• What the exercise asks
State the number of lines that hold the string "включая", with nothing added.

* start Exercise input *

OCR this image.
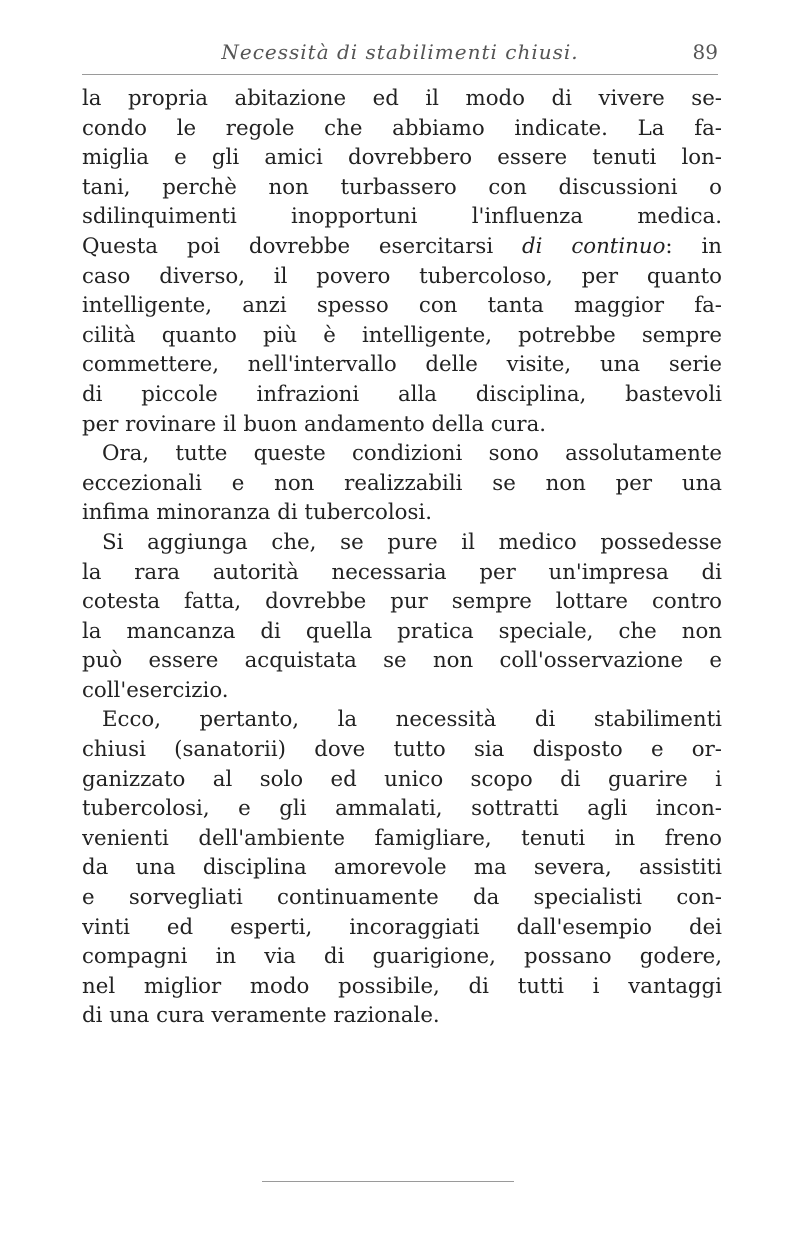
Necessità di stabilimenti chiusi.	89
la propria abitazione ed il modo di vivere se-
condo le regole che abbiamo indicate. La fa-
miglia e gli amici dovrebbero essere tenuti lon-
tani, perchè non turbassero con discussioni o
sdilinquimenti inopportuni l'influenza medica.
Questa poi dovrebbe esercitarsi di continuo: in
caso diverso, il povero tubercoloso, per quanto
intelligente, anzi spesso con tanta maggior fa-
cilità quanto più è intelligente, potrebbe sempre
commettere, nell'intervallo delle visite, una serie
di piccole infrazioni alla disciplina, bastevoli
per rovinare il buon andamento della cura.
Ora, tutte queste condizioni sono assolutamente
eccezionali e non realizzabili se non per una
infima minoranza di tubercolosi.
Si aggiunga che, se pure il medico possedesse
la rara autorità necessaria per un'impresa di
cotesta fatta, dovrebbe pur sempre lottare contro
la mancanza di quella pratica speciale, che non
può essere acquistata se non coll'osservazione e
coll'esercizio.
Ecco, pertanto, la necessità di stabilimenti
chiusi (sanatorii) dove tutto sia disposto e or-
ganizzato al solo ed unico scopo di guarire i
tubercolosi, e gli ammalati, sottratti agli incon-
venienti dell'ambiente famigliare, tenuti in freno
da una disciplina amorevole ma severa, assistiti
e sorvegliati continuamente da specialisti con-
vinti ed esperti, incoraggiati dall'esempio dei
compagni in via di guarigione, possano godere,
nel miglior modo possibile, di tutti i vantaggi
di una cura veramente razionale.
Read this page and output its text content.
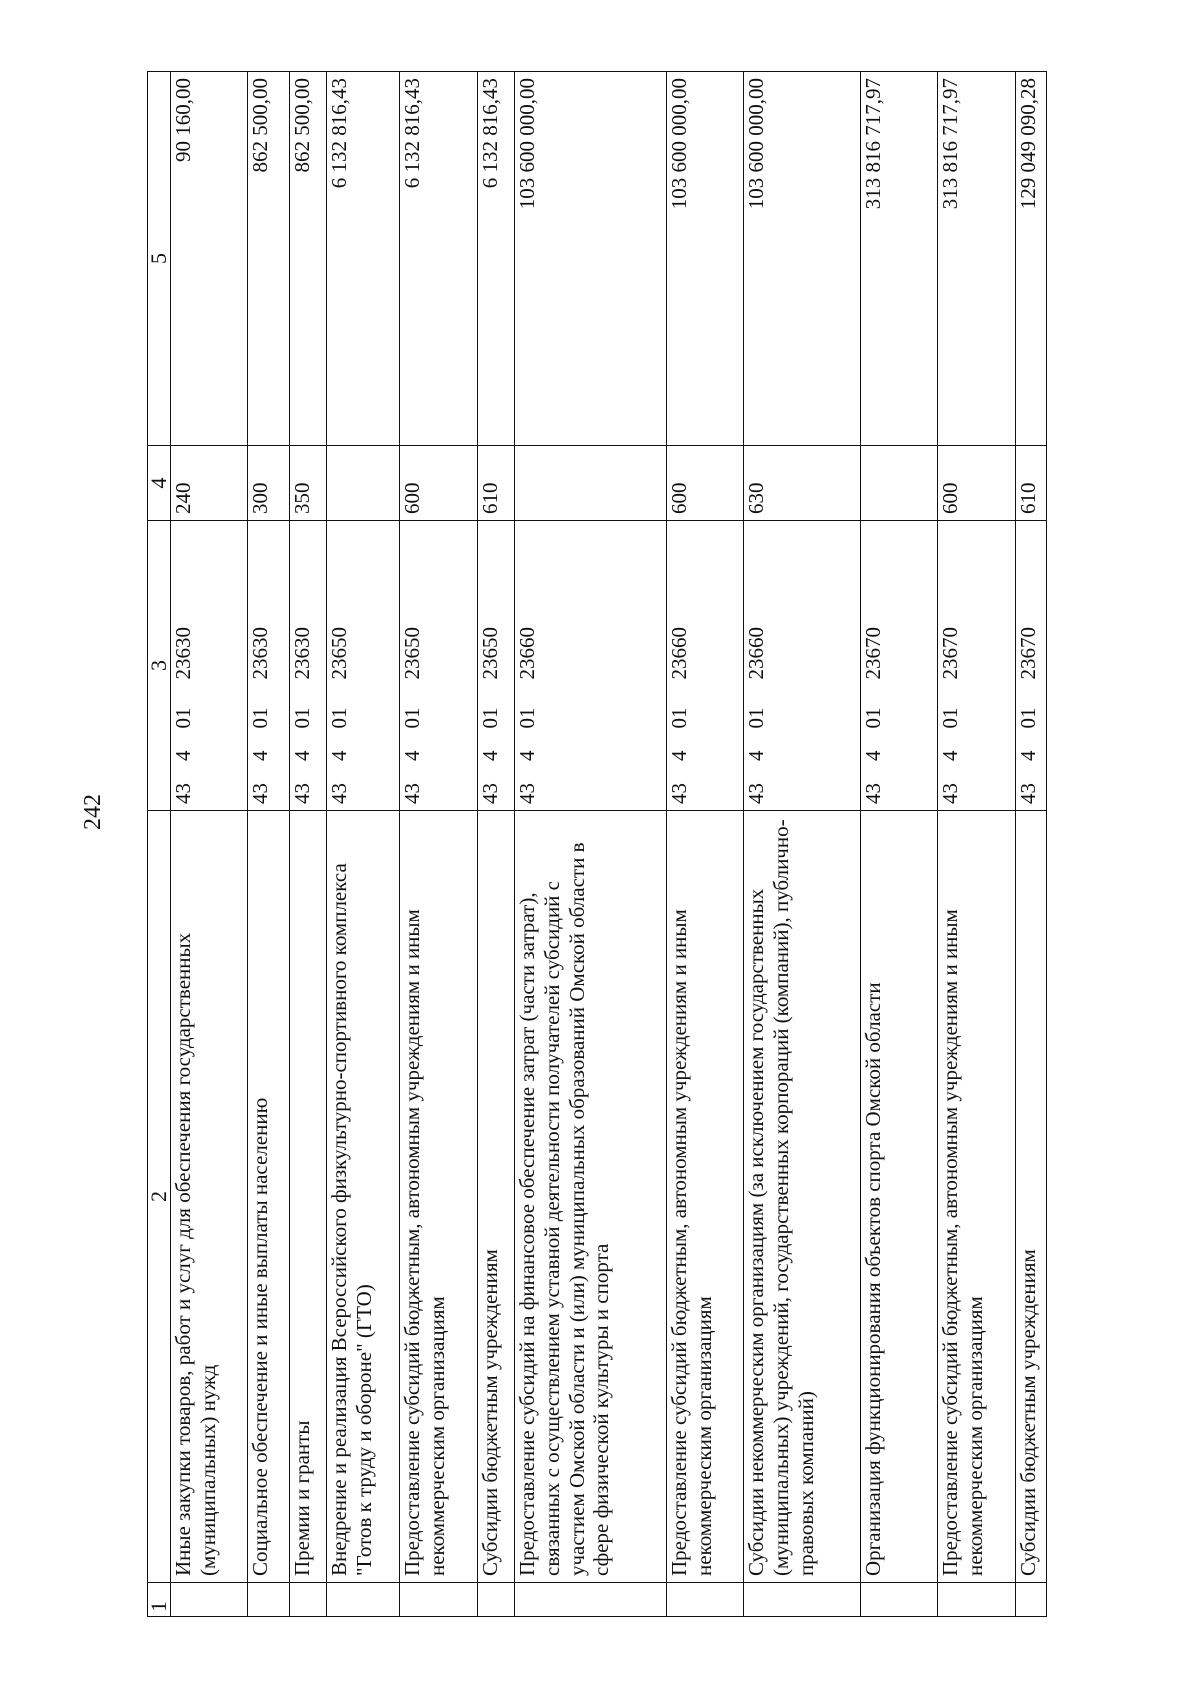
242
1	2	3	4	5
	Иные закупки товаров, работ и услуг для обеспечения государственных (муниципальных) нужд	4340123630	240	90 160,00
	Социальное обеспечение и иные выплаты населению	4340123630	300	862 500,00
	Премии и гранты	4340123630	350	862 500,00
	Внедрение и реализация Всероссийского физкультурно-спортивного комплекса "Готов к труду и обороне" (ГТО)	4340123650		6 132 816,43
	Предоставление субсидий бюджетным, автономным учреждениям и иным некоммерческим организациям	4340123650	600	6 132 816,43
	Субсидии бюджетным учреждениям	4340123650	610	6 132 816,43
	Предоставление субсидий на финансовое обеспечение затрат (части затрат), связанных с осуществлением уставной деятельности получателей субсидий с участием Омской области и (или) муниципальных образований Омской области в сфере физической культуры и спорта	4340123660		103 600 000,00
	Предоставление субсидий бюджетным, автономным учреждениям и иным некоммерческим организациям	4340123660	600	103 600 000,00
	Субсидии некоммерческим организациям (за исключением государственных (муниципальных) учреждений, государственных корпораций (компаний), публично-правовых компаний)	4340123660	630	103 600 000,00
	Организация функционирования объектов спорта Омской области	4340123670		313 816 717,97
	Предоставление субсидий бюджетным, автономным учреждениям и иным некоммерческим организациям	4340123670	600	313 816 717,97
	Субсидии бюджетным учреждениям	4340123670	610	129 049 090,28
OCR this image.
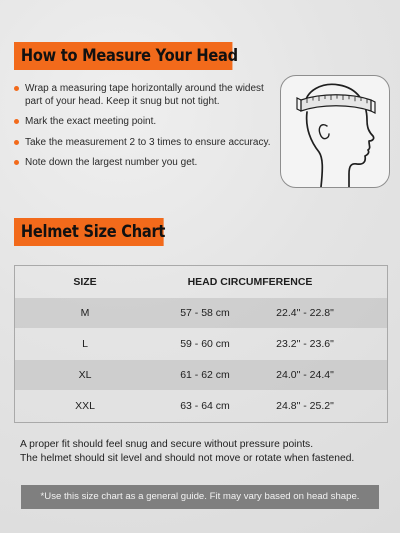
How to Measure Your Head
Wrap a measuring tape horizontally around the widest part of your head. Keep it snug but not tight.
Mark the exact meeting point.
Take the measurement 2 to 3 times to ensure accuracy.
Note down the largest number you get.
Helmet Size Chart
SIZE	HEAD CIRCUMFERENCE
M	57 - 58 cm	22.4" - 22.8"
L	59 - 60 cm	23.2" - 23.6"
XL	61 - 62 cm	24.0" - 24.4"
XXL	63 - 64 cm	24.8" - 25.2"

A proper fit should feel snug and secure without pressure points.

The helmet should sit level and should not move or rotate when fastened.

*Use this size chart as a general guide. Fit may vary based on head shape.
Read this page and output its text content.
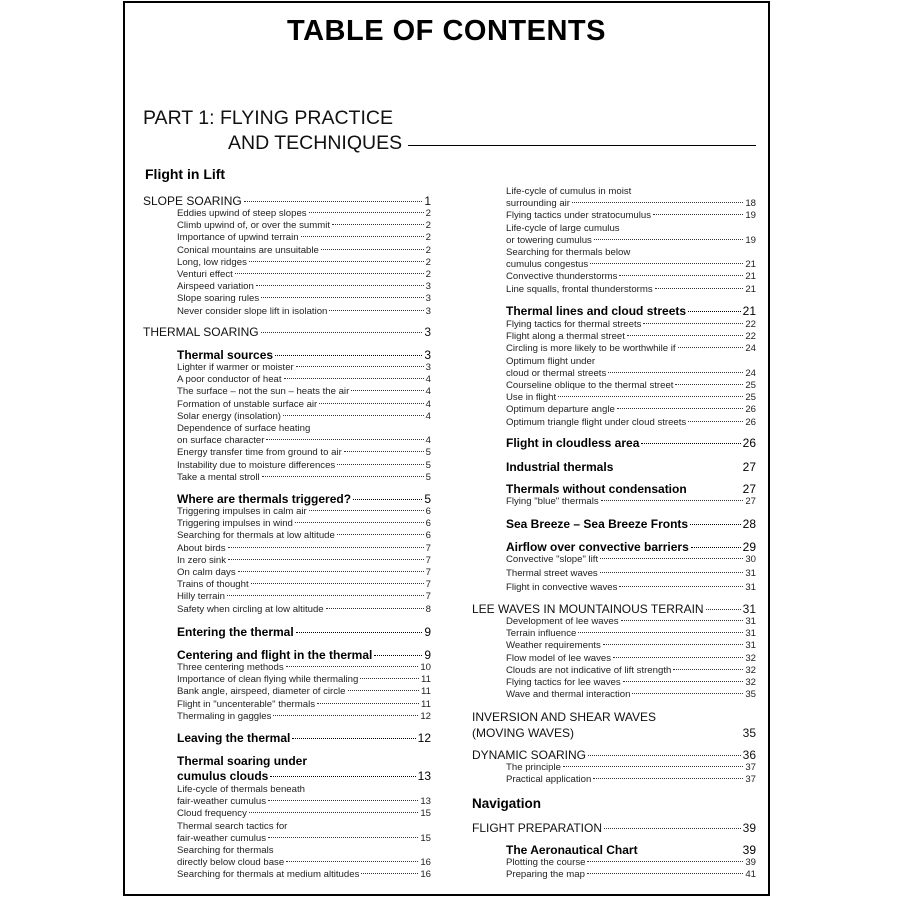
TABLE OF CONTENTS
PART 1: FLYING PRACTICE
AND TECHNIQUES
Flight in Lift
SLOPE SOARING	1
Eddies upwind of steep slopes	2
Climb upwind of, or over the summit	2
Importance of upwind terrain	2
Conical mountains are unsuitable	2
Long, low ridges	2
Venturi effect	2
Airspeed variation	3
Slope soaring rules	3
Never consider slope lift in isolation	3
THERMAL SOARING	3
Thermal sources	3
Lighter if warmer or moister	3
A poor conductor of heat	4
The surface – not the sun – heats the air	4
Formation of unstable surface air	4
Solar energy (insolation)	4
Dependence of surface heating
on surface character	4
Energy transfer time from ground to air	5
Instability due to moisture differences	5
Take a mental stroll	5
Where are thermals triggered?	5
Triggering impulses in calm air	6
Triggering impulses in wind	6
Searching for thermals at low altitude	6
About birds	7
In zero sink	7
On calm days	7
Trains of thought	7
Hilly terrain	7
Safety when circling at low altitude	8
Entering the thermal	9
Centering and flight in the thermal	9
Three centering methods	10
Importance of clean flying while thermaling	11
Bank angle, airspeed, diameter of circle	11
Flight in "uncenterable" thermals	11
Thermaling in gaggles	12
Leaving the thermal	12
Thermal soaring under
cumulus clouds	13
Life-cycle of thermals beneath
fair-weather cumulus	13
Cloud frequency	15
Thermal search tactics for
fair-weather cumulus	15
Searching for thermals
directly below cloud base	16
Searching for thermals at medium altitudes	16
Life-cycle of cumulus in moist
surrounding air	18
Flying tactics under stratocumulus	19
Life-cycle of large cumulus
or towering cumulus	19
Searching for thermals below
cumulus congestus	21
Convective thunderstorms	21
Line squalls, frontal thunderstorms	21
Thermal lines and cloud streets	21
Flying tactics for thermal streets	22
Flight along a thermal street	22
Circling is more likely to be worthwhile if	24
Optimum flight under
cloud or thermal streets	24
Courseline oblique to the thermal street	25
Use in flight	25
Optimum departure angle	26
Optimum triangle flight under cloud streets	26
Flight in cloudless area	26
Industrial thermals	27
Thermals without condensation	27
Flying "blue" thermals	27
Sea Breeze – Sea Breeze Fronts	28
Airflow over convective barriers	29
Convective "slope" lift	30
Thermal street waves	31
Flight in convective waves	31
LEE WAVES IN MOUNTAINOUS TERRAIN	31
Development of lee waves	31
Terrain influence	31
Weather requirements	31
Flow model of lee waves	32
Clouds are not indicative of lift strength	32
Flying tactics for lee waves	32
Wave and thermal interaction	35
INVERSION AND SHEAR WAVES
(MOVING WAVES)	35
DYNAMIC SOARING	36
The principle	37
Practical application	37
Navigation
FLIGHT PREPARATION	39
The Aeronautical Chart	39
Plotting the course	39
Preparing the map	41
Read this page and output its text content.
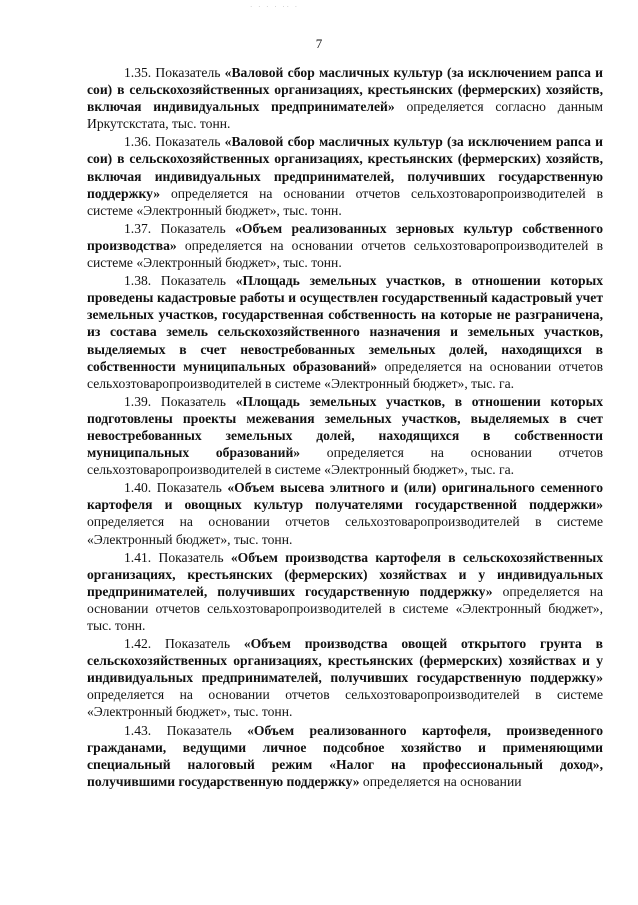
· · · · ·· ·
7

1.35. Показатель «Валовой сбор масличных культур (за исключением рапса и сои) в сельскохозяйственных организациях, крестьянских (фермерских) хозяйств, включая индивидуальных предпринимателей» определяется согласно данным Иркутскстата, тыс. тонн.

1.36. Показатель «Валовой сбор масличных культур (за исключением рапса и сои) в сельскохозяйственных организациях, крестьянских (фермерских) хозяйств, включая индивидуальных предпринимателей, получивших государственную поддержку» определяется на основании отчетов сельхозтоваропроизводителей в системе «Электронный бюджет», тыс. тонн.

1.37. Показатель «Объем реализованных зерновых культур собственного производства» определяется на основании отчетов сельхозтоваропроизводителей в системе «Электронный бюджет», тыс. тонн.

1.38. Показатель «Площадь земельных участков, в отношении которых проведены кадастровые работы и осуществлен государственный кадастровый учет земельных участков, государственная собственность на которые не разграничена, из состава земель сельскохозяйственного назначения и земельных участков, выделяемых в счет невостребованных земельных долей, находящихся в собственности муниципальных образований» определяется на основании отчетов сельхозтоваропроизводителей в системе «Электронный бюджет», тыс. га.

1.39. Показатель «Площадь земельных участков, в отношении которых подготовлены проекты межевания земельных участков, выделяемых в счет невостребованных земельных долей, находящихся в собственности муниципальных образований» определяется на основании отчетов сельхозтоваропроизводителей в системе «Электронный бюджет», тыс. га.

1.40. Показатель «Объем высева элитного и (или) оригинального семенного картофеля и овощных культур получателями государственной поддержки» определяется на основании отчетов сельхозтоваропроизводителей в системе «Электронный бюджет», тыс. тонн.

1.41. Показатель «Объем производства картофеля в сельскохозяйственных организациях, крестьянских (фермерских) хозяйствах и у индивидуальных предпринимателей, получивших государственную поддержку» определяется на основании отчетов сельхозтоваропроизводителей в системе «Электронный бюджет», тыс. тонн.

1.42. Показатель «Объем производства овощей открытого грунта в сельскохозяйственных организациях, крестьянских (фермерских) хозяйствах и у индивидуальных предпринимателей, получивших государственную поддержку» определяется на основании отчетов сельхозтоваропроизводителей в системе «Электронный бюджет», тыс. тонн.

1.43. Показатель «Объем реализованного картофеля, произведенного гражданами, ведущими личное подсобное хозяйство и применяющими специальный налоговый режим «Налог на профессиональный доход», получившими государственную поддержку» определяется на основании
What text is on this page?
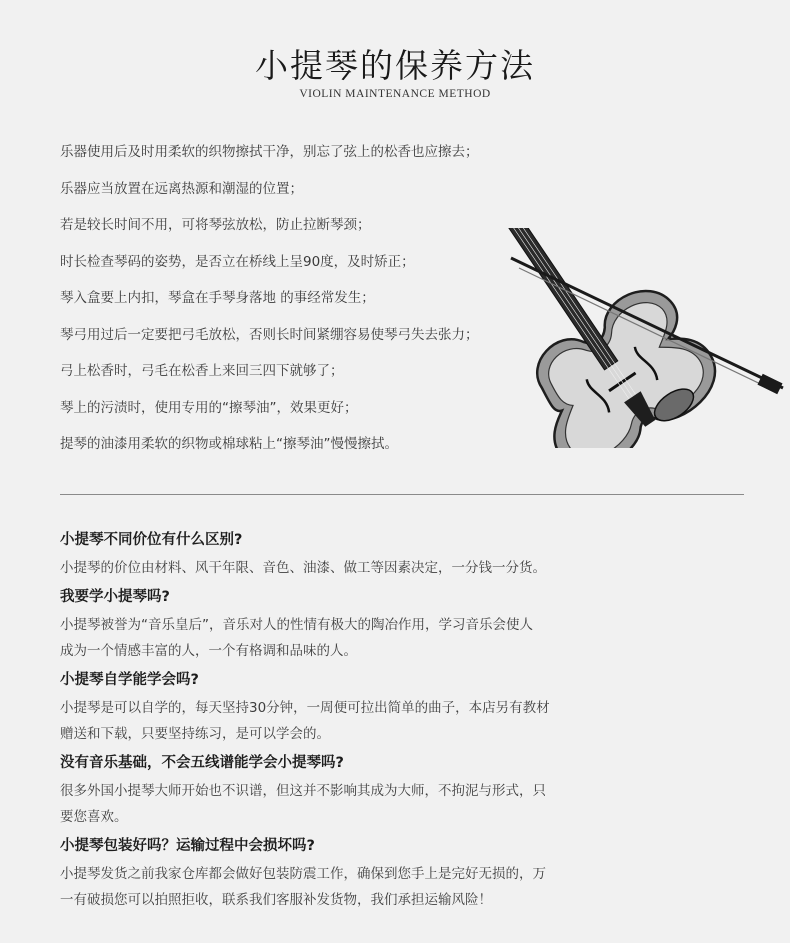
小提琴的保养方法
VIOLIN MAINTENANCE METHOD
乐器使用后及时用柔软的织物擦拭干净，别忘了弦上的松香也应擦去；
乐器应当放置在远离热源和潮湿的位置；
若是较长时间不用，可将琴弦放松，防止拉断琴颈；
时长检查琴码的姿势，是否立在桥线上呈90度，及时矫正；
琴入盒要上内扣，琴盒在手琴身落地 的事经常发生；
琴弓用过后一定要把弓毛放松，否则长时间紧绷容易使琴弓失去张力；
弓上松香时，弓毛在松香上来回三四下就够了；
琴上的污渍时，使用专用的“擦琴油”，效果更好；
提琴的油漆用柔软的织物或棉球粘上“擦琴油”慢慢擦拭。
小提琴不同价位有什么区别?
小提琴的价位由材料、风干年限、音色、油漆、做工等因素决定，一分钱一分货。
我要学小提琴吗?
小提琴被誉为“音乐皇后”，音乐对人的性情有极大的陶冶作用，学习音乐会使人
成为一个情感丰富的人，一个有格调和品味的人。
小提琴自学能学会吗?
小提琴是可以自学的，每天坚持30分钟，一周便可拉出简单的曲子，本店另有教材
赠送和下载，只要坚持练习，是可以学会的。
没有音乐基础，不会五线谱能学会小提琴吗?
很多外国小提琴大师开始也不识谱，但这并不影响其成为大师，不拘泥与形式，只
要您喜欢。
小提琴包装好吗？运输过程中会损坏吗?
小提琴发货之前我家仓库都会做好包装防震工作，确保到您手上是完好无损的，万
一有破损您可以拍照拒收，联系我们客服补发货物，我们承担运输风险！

* end Exercise input *

• Full answer
2